— Start Extract to read —
## The Forum for Discussion about The Third Manifesto and Related Matters

Forum breadcrumbs - You are here:
Please or Register to create posts and topics.

# The problem of company cars

PreviousPage 3 of 4Next
Quote from AntC on March 3, 2020, 12:23 am

You mean some sort of shorthand for a Boolean expression? I don't see what could be more succinct than the expression Erwin and I gave.

Suppose that a relvar has ten attributes `{a, ... j}`.  Rewriting `KEY {ALL BUT b, c}` as a first-order predicate logic expression is straightforward, but I don't see how you can make it succinct.

Please explain why you want to eliminate 'general constraints'.

Because they are general.

And why you think that's a "practical need". FFS there's already two implementations that support constraints as free-standing Boolean expressions. It ain't hard.

I do wish you would read what I write and not what you assume I probably must have written.  I wanted to know what list, if any, of special-syntax constraints like `KEY` would be sufficient for practical purposes.  I am now convinced that domains, `KEY`, and `REFERENCES/REFERENCED BY` (i.e. foreign keys) are not sufficient.

Quote from johnwcowan on March 3, 2020, 2:54 am
Quote from AntC on March 3, 2020, 12:23 am

You mean some sort of shorthand for a Boolean expression? I don't see what could be more succinct than the expression Erwin and I gave.

Suppose that a relvar has ten attributes `{a, ... j}`.  Rewriting `KEY {ALL BUT b, c}` as a first-order predicate logic expression is straightforward, but I don't see how you can make it succinct.

Please explain why you want to eliminate 'general constraints'.

Because they are general.

And why you think that's a "practical need". FFS there's already two implementations that support constraints as free-standing Boolean expressions. It ain't hard.

I do wish you would read what I write and not what you assume I probably must have written.  I wanted to know what list, if any, of special-syntax constraints like `KEY` would be sufficient for practical purposes.  I am now convinced that domains, `KEY`, and `REFERENCES/REFERENCED BY` (i.e. foreign keys) are not sufficient.
— End Extract to read —
— Start Data shown —
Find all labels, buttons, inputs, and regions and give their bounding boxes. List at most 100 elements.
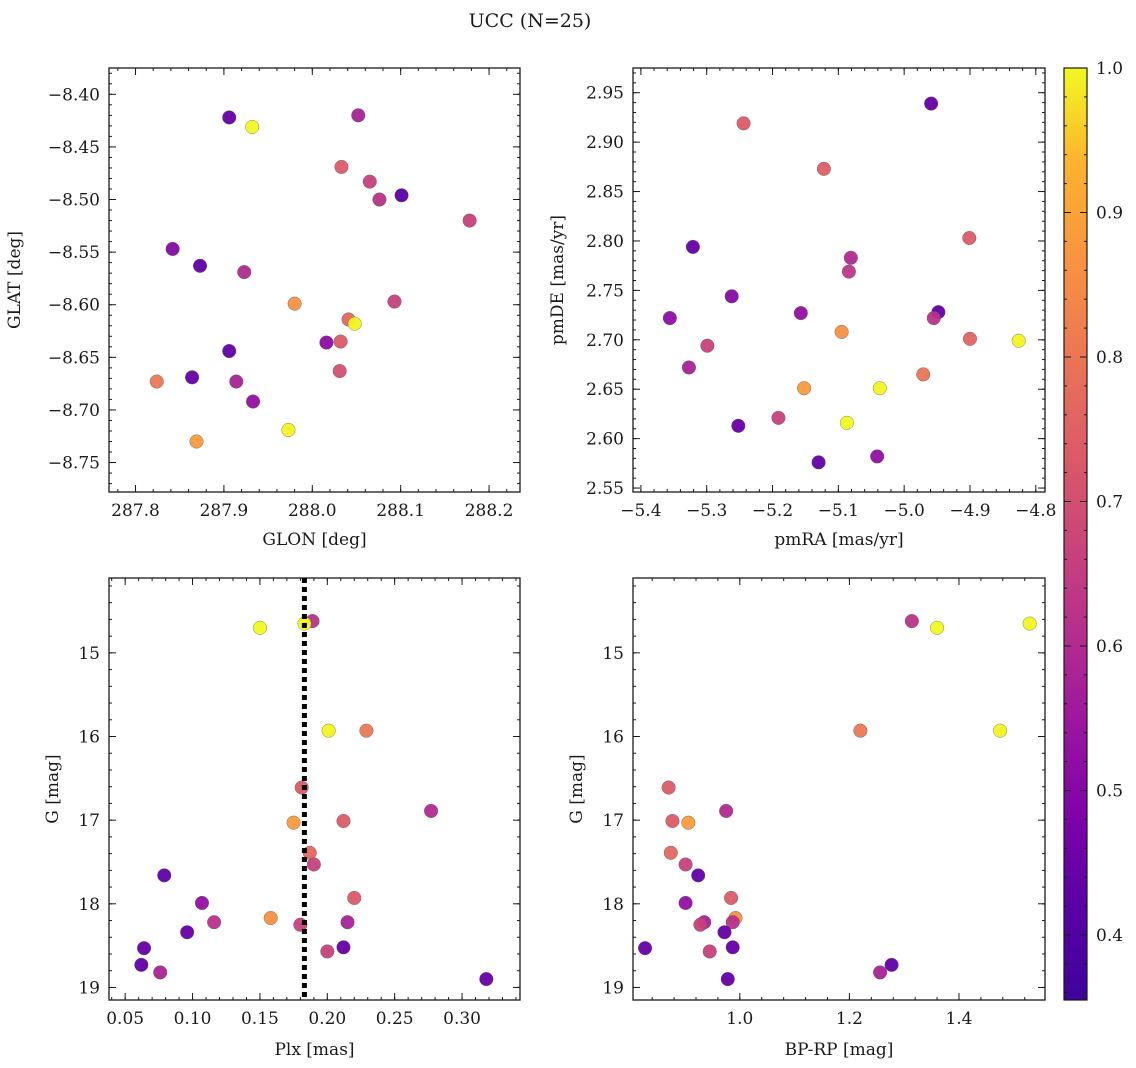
— End Data shown —
#### [Goals]
(A) In the thread on company cars, how many attributes does the example relvar have?
(B) Please retype the part of the thread on company cars that opens with the words containing "## The Forum" and closes with "posts and topics.".
You won't need the lines for any of this.

#### [Correct answers]
(A) Ten, {a, ... j}.

(B)
## The Forum for Discussion about The Third Manifesto and Related Matters

Forum breadcrumbs - You are here:
Please or Register to create posts and topics.